Dataset records on visual material

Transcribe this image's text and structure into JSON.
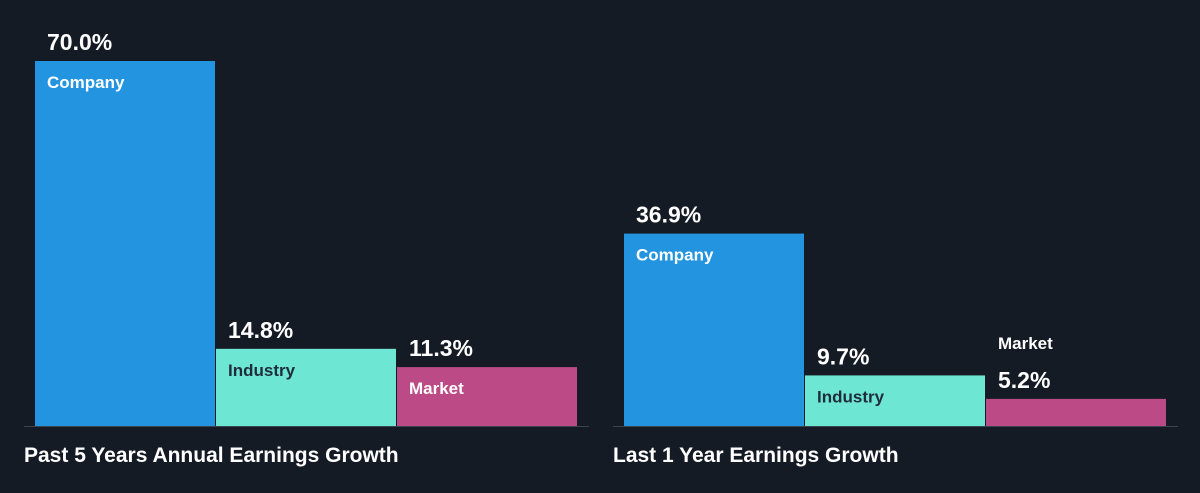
{
  "colors": {
    "background": "#151b24",
    "company": "#2394e0",
    "industry": "#6ee6d4",
    "market": "#bb4a86",
    "baseline": "#3c4450",
    "value_text": "#ffffff",
    "label_on_dark": "#ffffff",
    "label_on_light": "#1f2d3a"
  },
  "chart_data": [
    {
      "type": "bar",
      "title": "Past 5 Years Annual Earnings Growth",
      "categories": [
        "Company",
        "Industry",
        "Market"
      ],
      "values": [
        70.0,
        14.8,
        11.3
      ],
      "value_labels": [
        "70.0%",
        "14.8%",
        "11.3%"
      ],
      "ylim": [
        0,
        70.0
      ],
      "grid": false,
      "legend": "none"
    },
    {
      "type": "bar",
      "title": "Last 1 Year Earnings Growth",
      "categories": [
        "Company",
        "Industry",
        "Market"
      ],
      "values": [
        36.9,
        9.7,
        5.2
      ],
      "value_labels": [
        "36.9%",
        "9.7%",
        "5.2%"
      ],
      "ylim": [
        0,
        70.0
      ],
      "grid": false,
      "legend": "none"
    }
  ]
}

» Task
Transcribe all entries above exactly. Drop the pictures.

» Complete answer
Transcribe this image's text and structure into JSON.
{
  "colors": {
    "background": "#151b24",
    "company": "#2394e0",
    "industry": "#6ee6d4",
    "market": "#bb4a86",
    "baseline": "#3c4450",
    "value_text": "#ffffff",
    "label_on_dark": "#ffffff",
    "label_on_light": "#1f2d3a"
  },
  "chart_data": [
    {
      "type": "bar",
      "title": "Past 5 Years Annual Earnings Growth",
      "categories": [
        "Company",
        "Industry",
        "Market"
      ],
      "values": [
        70.0,
        14.8,
        11.3
      ],
      "value_labels": [
        "70.0%",
        "14.8%",
        "11.3%"
      ],
      "ylim": [
        0,
        70.0
      ],
      "grid": false,
      "legend": "none"
    },
    {
      "type": "bar",
      "title": "Last 1 Year Earnings Growth",
      "categories": [
        "Company",
        "Industry",
        "Market"
      ],
      "values": [
        36.9,
        9.7,
        5.2
      ],
      "value_labels": [
        "36.9%",
        "9.7%",
        "5.2%"
      ],
      "ylim": [
        0,
        70.0
      ],
      "grid": false,
      "legend": "none"
    }
  ]
}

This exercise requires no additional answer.